* [Task instructions] Extract each line from the entries below that has the string "балла" in it.

----- Recorded data

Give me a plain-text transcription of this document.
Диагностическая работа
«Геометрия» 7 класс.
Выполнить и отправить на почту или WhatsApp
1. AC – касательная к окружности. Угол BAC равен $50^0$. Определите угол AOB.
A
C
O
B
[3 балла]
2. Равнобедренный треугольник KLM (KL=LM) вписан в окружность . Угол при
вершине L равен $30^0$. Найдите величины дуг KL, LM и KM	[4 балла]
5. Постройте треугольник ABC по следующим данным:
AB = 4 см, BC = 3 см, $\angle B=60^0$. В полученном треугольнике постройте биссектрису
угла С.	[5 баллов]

----------

* [Output for this exercise]
[3 балла]
вершине L равен $30^0$. Найдите величины дуг KL, LM и KM	[4 балла]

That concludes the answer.